**Request:** Each entry below must be repeated exactly, with pictures left out.

========================================

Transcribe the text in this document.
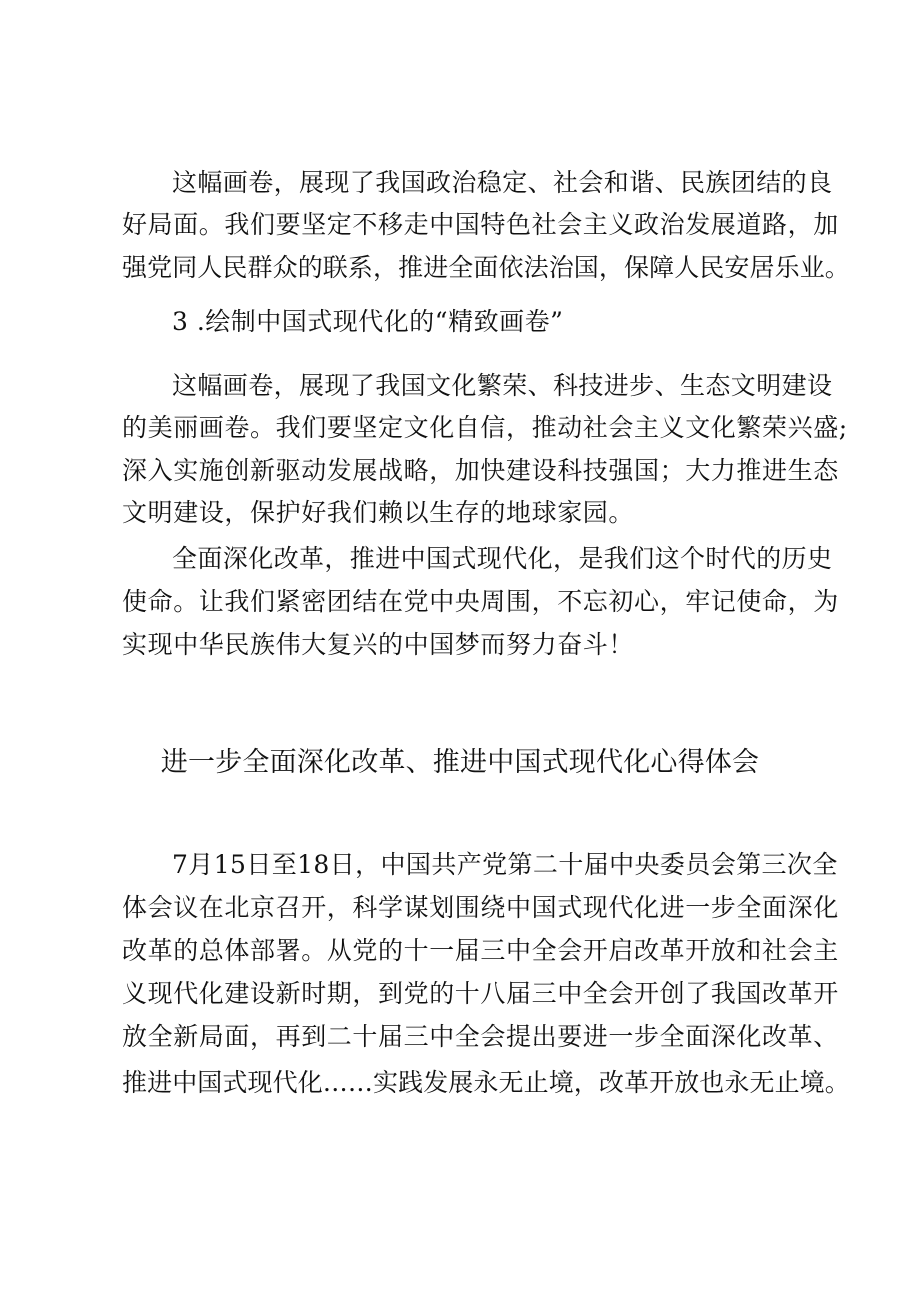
这幅画卷，展现了我国政治稳定、社会和谐、民族团结的良
好局面。我们要坚定不移走中国特色社会主义政治发展道路，加
强党同人民群众的联系，推进全面依法治国，保障人民安居乐业。
3 .绘制中国式现代化的“精致画卷”
这幅画卷，展现了我国文化繁荣、科技进步、生态文明建设
的美丽画卷。我们要坚定文化自信，推动社会主义文化繁荣兴盛;
深入实施创新驱动发展战略，加快建设科技强国；大力推进生态
文明建设，保护好我们赖以生存的地球家园。
全面深化改革，推进中国式现代化，是我们这个时代的历史
使命。让我们紧密团结在党中央周围，不忘初心，牢记使命，为
实现中华民族伟大复兴的中国梦而努力奋斗！
进一步全面深化改革、推进中国式现代化心得体会
7月15日至18日，中国共产党第二十届中央委员会第三次全
体会议在北京召开，科学谋划围绕中国式现代化进一步全面深化
改革的总体部署。从党的十一届三中全会开启改革开放和社会主
义现代化建设新时期，到党的十八届三中全会开创了我国改革开
放全新局面，再到二十届三中全会提出要进一步全面深化改革、
推进中国式现代化……实践发展永无止境，改革开放也永无止境。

========================================

**Complete response:**
Transcribe the text in this document.
这幅画卷，展现了我国政治稳定、社会和谐、民族团结的良
好局面。我们要坚定不移走中国特色社会主义政治发展道路，加
强党同人民群众的联系，推进全面依法治国，保障人民安居乐业。
3 .绘制中国式现代化的“精致画卷”
这幅画卷，展现了我国文化繁荣、科技进步、生态文明建设
的美丽画卷。我们要坚定文化自信，推动社会主义文化繁荣兴盛;
深入实施创新驱动发展战略，加快建设科技强国；大力推进生态
文明建设，保护好我们赖以生存的地球家园。
全面深化改革，推进中国式现代化，是我们这个时代的历史
使命。让我们紧密团结在党中央周围，不忘初心，牢记使命，为
实现中华民族伟大复兴的中国梦而努力奋斗！
进一步全面深化改革、推进中国式现代化心得体会
7月15日至18日，中国共产党第二十届中央委员会第三次全
体会议在北京召开，科学谋划围绕中国式现代化进一步全面深化
改革的总体部署。从党的十一届三中全会开启改革开放和社会主
义现代化建设新时期，到党的十八届三中全会开创了我国改革开
放全新局面，再到二十届三中全会提出要进一步全面深化改革、
推进中国式现代化……实践发展永无止境，改革开放也永无止境。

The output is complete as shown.